- _PROBLEM DESCRIPTION_
Quote all lines below exactly. Images stay out.

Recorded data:
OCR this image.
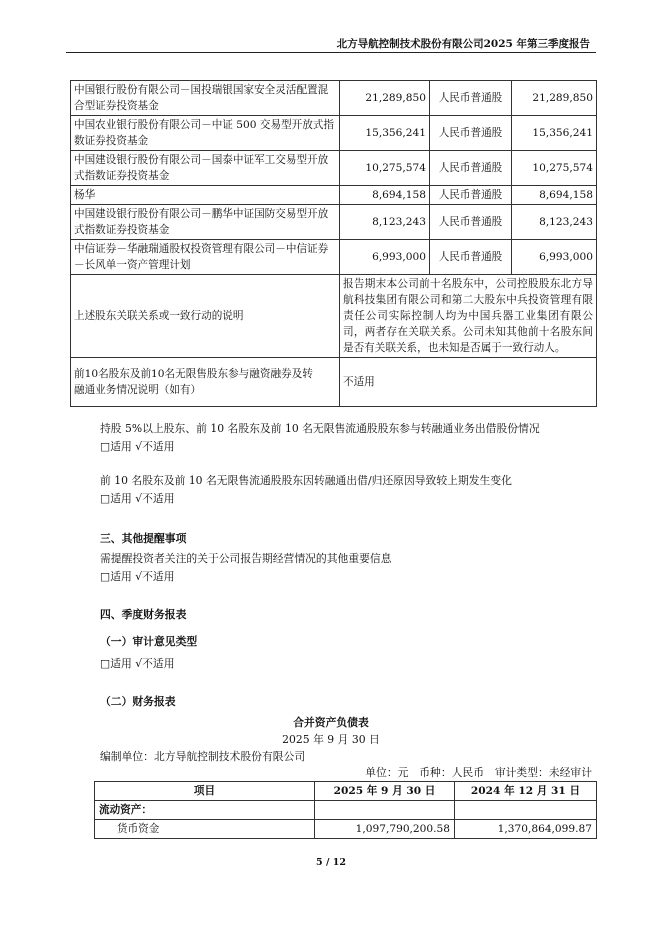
北方导航控制技术股份有限公司2025 年第三季度报告
中国银行股份有限公司－国投瑞银国家安全灵活配置混合型证券投资基金	21,289,850	人民币普通股	21,289,850
中国农业银行股份有限公司－中证 500 交易型开放式指数证券投资基金	15,356,241	人民币普通股	15,356,241
中国建设银行股份有限公司－国泰中证军工交易型开放式指数证券投资基金	10,275,574	人民币普通股	10,275,574
杨华	8,694,158	人民币普通股	8,694,158
中国建设银行股份有限公司－鹏华中证国防交易型开放式指数证券投资基金	8,123,243	人民币普通股	8,123,243
中信证券－华融瑞通股权投资管理有限公司－中信证券－长风单一资产管理计划	6,993,000	人民币普通股	6,993,000
上述股东关联关系或一致行动的说明	报告期末本公司前十名股东中，公司控股股东北方导航科技集团有限公司和第二大股东中兵投资管理有限责任公司实际控制人均为中国兵器工业集团有限公司，两者存在关联关系。公司未知其他前十名股东间是否有关联关系，也未知是否属于一致行动人。		
前10名股东及前10名无限售股东参与融资融券及转融通业务情况说明（如有）	不适用		
持股 5%以上股东、前 10 名股东及前 10 名无限售流通股股东参与转融通业务出借股份情况
□适用 √不适用
前 10 名股东及前 10 名无限售流通股股东因转融通出借/归还原因导致较上期发生变化
□适用 √不适用
三、其他提醒事项
需提醒投资者关注的关于公司报告期经营情况的其他重要信息
□适用 √不适用
四、季度财务报表
（一）审计意见类型
□适用 √不适用
（二）财务报表
合并资产负债表
2025 年 9 月 30 日
编制单位：北方导航控制技术股份有限公司
单位：元　币种：人民币　审计类型：未经审计
项目	2025 年 9 月 30 日	2024 年 12 月 31 日
流动资产：		
货币资金	1,097,790,200.58	1,370,864,099.87
5 / 12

- _EXPECTED ANSWER_
OCR this image.
北方导航控制技术股份有限公司2025 年第三季度报告
中国银行股份有限公司－国投瑞银国家安全灵活配置混合型证券投资基金	21,289,850	人民币普通股	21,289,850
中国农业银行股份有限公司－中证 500 交易型开放式指数证券投资基金	15,356,241	人民币普通股	15,356,241
中国建设银行股份有限公司－国泰中证军工交易型开放式指数证券投资基金	10,275,574	人民币普通股	10,275,574
杨华	8,694,158	人民币普通股	8,694,158
中国建设银行股份有限公司－鹏华中证国防交易型开放式指数证券投资基金	8,123,243	人民币普通股	8,123,243
中信证券－华融瑞通股权投资管理有限公司－中信证券－长风单一资产管理计划	6,993,000	人民币普通股	6,993,000
上述股东关联关系或一致行动的说明	报告期末本公司前十名股东中，公司控股股东北方导航科技集团有限公司和第二大股东中兵投资管理有限责任公司实际控制人均为中国兵器工业集团有限公司，两者存在关联关系。公司未知其他前十名股东间是否有关联关系，也未知是否属于一致行动人。		
前10名股东及前10名无限售股东参与融资融券及转融通业务情况说明（如有）	不适用		
持股 5%以上股东、前 10 名股东及前 10 名无限售流通股股东参与转融通业务出借股份情况
□适用 √不适用
前 10 名股东及前 10 名无限售流通股股东因转融通出借/归还原因导致较上期发生变化
□适用 √不适用
三、其他提醒事项
需提醒投资者关注的关于公司报告期经营情况的其他重要信息
□适用 √不适用
四、季度财务报表
（一）审计意见类型
□适用 √不适用
（二）财务报表
合并资产负债表
2025 年 9 月 30 日
编制单位：北方导航控制技术股份有限公司
单位：元　币种：人民币　审计类型：未经审计
项目	2025 年 9 月 30 日	2024 年 12 月 31 日
流动资产：		
货币资金	1,097,790,200.58	1,370,864,099.87
5 / 12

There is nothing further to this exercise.